» **Prompt**: Find every line with the word "risperidone". Copy those lines.
[Begin Exercise inputs]
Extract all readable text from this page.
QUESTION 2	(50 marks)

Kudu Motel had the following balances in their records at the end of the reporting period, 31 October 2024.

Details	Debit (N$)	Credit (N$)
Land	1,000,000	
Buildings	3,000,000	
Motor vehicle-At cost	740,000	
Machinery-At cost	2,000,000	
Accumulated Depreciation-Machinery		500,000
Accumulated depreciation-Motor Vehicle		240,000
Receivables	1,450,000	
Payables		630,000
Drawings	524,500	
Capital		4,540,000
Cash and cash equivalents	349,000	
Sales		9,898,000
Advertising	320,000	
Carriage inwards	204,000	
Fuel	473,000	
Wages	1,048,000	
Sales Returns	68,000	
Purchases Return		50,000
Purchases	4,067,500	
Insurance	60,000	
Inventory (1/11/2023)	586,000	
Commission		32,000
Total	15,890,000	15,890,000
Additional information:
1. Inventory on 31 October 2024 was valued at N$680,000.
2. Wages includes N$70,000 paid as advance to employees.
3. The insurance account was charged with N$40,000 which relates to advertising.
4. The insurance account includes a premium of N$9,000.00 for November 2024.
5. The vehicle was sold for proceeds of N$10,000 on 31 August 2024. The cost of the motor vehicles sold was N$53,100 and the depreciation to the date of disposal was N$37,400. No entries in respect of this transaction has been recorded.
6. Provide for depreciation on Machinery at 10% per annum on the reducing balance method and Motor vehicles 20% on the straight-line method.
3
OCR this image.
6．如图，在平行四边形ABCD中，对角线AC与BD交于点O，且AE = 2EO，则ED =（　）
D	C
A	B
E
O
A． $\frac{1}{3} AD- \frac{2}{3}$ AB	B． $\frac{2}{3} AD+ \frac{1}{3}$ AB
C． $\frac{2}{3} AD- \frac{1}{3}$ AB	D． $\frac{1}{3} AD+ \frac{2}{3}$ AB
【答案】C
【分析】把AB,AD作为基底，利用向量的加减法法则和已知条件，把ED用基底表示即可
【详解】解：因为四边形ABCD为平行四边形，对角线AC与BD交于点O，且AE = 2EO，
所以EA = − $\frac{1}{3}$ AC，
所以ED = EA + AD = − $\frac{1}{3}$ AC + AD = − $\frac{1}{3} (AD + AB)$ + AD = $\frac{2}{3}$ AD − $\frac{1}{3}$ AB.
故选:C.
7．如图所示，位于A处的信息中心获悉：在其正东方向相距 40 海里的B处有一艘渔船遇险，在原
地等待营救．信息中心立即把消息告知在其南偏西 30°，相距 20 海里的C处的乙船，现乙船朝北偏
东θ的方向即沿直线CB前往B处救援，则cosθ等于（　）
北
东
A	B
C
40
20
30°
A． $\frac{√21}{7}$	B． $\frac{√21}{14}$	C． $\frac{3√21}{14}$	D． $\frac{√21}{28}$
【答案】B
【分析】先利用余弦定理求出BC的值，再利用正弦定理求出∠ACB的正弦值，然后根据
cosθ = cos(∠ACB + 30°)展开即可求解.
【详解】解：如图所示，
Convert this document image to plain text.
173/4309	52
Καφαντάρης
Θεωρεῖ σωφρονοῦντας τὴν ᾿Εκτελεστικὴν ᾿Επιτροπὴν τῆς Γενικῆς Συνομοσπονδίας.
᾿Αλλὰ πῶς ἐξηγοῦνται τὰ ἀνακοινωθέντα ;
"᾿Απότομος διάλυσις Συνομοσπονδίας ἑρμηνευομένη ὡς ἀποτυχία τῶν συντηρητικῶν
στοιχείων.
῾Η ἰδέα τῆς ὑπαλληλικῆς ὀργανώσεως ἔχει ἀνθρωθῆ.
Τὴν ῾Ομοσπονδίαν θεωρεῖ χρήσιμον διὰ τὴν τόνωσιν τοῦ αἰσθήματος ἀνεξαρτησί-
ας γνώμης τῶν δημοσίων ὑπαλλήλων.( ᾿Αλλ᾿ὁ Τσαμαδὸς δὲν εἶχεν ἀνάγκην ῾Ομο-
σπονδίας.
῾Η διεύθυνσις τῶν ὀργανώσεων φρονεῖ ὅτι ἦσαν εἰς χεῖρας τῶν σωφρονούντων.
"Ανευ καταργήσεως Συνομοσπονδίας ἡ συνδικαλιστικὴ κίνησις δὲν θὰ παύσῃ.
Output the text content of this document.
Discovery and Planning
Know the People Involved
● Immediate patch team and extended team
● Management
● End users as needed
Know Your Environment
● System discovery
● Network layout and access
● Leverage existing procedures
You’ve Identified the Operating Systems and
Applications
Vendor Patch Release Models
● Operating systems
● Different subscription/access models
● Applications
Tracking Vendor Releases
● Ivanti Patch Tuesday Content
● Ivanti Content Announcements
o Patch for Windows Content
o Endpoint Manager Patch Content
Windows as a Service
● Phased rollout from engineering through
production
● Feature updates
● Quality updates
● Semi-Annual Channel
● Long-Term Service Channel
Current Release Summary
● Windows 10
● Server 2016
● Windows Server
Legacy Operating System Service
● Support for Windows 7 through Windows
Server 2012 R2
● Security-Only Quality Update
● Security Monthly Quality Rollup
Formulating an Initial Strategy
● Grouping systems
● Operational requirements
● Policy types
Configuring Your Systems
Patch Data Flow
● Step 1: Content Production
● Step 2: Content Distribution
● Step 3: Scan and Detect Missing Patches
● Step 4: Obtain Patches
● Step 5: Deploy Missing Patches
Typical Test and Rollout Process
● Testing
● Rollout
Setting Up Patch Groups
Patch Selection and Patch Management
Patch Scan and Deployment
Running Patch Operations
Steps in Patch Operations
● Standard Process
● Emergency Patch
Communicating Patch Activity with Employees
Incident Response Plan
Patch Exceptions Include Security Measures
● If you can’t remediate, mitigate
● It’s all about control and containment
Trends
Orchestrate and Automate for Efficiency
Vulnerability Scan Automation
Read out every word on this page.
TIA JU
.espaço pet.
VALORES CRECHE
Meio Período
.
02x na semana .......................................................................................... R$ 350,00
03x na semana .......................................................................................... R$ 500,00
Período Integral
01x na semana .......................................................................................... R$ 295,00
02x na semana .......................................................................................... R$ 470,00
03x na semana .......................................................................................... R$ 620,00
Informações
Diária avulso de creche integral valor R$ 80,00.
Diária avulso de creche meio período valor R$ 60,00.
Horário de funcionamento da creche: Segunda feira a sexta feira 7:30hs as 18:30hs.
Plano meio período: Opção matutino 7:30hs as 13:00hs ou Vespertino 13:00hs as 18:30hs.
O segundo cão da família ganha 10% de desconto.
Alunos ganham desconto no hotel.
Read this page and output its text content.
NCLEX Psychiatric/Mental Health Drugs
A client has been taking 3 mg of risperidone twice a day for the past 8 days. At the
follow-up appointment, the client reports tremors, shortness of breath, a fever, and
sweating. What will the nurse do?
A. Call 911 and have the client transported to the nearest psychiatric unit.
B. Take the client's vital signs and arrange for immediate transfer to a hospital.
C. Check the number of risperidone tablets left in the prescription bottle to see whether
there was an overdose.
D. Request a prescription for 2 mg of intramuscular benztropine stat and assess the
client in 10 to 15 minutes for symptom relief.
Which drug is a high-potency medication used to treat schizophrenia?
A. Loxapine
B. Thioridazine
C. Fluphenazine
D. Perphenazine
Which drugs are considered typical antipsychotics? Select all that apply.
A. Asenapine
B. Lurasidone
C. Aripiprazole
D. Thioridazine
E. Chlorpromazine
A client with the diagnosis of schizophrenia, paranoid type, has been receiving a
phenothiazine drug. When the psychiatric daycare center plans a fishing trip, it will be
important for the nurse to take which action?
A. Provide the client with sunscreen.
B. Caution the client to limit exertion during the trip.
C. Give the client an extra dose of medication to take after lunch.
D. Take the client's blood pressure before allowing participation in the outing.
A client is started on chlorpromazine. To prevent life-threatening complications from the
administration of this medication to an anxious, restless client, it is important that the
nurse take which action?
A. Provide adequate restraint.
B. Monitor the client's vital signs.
[End Exercise inputs]
» **In response**:
A client has been taking 3 mg of risperidone twice a day for the past 8 days. At the
C. Check the number of risperidone tablets left in the prescription bottle to see whether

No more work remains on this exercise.